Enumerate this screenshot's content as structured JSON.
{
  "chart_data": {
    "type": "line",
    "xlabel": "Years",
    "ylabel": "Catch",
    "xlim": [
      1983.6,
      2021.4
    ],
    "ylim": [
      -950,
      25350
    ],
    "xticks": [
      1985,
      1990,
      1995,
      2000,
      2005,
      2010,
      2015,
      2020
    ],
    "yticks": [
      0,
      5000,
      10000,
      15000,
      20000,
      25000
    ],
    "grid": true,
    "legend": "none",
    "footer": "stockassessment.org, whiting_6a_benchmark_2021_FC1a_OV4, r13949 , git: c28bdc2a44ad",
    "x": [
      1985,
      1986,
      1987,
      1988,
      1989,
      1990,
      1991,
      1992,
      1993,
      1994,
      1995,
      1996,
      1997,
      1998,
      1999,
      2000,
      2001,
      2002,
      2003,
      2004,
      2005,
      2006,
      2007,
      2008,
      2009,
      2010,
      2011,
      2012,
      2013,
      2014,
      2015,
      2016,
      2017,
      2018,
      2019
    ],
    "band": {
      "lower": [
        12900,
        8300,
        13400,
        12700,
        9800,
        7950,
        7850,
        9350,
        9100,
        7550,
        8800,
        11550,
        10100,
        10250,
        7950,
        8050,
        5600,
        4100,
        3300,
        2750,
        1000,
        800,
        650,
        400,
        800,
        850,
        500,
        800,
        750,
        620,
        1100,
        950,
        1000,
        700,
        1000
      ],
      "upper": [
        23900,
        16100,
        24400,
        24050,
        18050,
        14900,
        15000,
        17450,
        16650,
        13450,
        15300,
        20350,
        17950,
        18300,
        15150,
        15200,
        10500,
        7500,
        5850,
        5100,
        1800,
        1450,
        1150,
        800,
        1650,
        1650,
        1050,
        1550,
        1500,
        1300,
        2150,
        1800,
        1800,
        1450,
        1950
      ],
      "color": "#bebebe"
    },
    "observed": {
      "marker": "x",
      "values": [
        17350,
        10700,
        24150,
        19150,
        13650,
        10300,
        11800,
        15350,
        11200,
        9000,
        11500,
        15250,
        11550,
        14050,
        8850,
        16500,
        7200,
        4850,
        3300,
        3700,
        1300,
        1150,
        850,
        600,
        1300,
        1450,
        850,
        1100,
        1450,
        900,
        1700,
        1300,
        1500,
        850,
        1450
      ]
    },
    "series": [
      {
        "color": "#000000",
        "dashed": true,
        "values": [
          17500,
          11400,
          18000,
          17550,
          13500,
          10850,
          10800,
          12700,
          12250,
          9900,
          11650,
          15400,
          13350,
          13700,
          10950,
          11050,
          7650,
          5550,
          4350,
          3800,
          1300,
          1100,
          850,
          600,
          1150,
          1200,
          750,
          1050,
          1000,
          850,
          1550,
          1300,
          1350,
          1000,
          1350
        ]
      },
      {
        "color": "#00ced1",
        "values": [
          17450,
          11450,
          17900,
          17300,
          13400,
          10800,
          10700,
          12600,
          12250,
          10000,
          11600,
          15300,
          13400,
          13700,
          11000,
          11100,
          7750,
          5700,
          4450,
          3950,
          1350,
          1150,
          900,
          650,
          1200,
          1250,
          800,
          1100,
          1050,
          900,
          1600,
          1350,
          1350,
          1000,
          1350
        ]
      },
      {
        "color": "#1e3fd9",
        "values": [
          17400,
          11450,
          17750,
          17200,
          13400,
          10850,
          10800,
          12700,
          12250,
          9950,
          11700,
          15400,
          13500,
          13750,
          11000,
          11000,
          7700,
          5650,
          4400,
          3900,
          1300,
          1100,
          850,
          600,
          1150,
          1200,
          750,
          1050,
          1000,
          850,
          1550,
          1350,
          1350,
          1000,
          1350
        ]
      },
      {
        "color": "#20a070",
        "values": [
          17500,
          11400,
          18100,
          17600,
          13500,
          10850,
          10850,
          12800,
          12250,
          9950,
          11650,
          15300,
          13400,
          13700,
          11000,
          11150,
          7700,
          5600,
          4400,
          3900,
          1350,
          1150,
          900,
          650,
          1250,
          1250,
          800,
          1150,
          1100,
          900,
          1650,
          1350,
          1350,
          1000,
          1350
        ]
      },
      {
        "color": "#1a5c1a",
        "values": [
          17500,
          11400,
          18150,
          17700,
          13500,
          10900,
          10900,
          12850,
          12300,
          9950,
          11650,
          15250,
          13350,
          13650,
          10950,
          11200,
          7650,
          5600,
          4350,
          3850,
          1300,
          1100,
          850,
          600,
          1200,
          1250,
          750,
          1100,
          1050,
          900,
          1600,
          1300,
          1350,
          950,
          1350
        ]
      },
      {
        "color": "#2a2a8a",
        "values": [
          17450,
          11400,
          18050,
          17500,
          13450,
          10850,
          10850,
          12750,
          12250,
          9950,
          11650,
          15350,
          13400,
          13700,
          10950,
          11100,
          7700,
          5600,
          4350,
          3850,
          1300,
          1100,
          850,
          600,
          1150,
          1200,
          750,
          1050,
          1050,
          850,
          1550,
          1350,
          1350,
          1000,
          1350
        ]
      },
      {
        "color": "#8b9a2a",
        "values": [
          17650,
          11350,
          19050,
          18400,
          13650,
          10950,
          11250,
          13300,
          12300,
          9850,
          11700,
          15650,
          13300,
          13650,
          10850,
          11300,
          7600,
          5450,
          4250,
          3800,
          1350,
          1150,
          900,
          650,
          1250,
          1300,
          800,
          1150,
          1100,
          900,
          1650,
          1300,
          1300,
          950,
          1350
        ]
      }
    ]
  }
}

+---+

§ **THE TASK**: Repeat the material above in full, quoting it exactly.

§ **REPLY**:
Enumerate this screenshot's content as structured JSON.
{
  "chart_data": {
    "type": "line",
    "xlabel": "Years",
    "ylabel": "Catch",
    "xlim": [
      1983.6,
      2021.4
    ],
    "ylim": [
      -950,
      25350
    ],
    "xticks": [
      1985,
      1990,
      1995,
      2000,
      2005,
      2010,
      2015,
      2020
    ],
    "yticks": [
      0,
      5000,
      10000,
      15000,
      20000,
      25000
    ],
    "grid": true,
    "legend": "none",
    "footer": "stockassessment.org, whiting_6a_benchmark_2021_FC1a_OV4, r13949 , git: c28bdc2a44ad",
    "x": [
      1985,
      1986,
      1987,
      1988,
      1989,
      1990,
      1991,
      1992,
      1993,
      1994,
      1995,
      1996,
      1997,
      1998,
      1999,
      2000,
      2001,
      2002,
      2003,
      2004,
      2005,
      2006,
      2007,
      2008,
      2009,
      2010,
      2011,
      2012,
      2013,
      2014,
      2015,
      2016,
      2017,
      2018,
      2019
    ],
    "band": {
      "lower": [
        12900,
        8300,
        13400,
        12700,
        9800,
        7950,
        7850,
        9350,
        9100,
        7550,
        8800,
        11550,
        10100,
        10250,
        7950,
        8050,
        5600,
        4100,
        3300,
        2750,
        1000,
        800,
        650,
        400,
        800,
        850,
        500,
        800,
        750,
        620,
        1100,
        950,
        1000,
        700,
        1000
      ],
      "upper": [
        23900,
        16100,
        24400,
        24050,
        18050,
        14900,
        15000,
        17450,
        16650,
        13450,
        15300,
        20350,
        17950,
        18300,
        15150,
        15200,
        10500,
        7500,
        5850,
        5100,
        1800,
        1450,
        1150,
        800,
        1650,
        1650,
        1050,
        1550,
        1500,
        1300,
        2150,
        1800,
        1800,
        1450,
        1950
      ],
      "color": "#bebebe"
    },
    "observed": {
      "marker": "x",
      "values": [
        17350,
        10700,
        24150,
        19150,
        13650,
        10300,
        11800,
        15350,
        11200,
        9000,
        11500,
        15250,
        11550,
        14050,
        8850,
        16500,
        7200,
        4850,
        3300,
        3700,
        1300,
        1150,
        850,
        600,
        1300,
        1450,
        850,
        1100,
        1450,
        900,
        1700,
        1300,
        1500,
        850,
        1450
      ]
    },
    "series": [
      {
        "color": "#000000",
        "dashed": true,
        "values": [
          17500,
          11400,
          18000,
          17550,
          13500,
          10850,
          10800,
          12700,
          12250,
          9900,
          11650,
          15400,
          13350,
          13700,
          10950,
          11050,
          7650,
          5550,
          4350,
          3800,
          1300,
          1100,
          850,
          600,
          1150,
          1200,
          750,
          1050,
          1000,
          850,
          1550,
          1300,
          1350,
          1000,
          1350
        ]
      },
      {
        "color": "#00ced1",
        "values": [
          17450,
          11450,
          17900,
          17300,
          13400,
          10800,
          10700,
          12600,
          12250,
          10000,
          11600,
          15300,
          13400,
          13700,
          11000,
          11100,
          7750,
          5700,
          4450,
          3950,
          1350,
          1150,
          900,
          650,
          1200,
          1250,
          800,
          1100,
          1050,
          900,
          1600,
          1350,
          1350,
          1000,
          1350
        ]
      },
      {
        "color": "#1e3fd9",
        "values": [
          17400,
          11450,
          17750,
          17200,
          13400,
          10850,
          10800,
          12700,
          12250,
          9950,
          11700,
          15400,
          13500,
          13750,
          11000,
          11000,
          7700,
          5650,
          4400,
          3900,
          1300,
          1100,
          850,
          600,
          1150,
          1200,
          750,
          1050,
          1000,
          850,
          1550,
          1350,
          1350,
          1000,
          1350
        ]
      },
      {
        "color": "#20a070",
        "values": [
          17500,
          11400,
          18100,
          17600,
          13500,
          10850,
          10850,
          12800,
          12250,
          9950,
          11650,
          15300,
          13400,
          13700,
          11000,
          11150,
          7700,
          5600,
          4400,
          3900,
          1350,
          1150,
          900,
          650,
          1250,
          1250,
          800,
          1150,
          1100,
          900,
          1650,
          1350,
          1350,
          1000,
          1350
        ]
      },
      {
        "color": "#1a5c1a",
        "values": [
          17500,
          11400,
          18150,
          17700,
          13500,
          10900,
          10900,
          12850,
          12300,
          9950,
          11650,
          15250,
          13350,
          13650,
          10950,
          11200,
          7650,
          5600,
          4350,
          3850,
          1300,
          1100,
          850,
          600,
          1200,
          1250,
          750,
          1100,
          1050,
          900,
          1600,
          1300,
          1350,
          950,
          1350
        ]
      },
      {
        "color": "#2a2a8a",
        "values": [
          17450,
          11400,
          18050,
          17500,
          13450,
          10850,
          10850,
          12750,
          12250,
          9950,
          11650,
          15350,
          13400,
          13700,
          10950,
          11100,
          7700,
          5600,
          4350,
          3850,
          1300,
          1100,
          850,
          600,
          1150,
          1200,
          750,
          1050,
          1050,
          850,
          1550,
          1350,
          1350,
          1000,
          1350
        ]
      },
      {
        "color": "#8b9a2a",
        "values": [
          17650,
          11350,
          19050,
          18400,
          13650,
          10950,
          11250,
          13300,
          12300,
          9850,
          11700,
          15650,
          13300,
          13650,
          10850,
          11300,
          7600,
          5450,
          4250,
          3800,
          1350,
          1150,
          900,
          650,
          1250,
          1300,
          800,
          1150,
          1100,
          900,
          1650,
          1300,
          1300,
          950,
          1350
        ]
      }
    ]
  }
}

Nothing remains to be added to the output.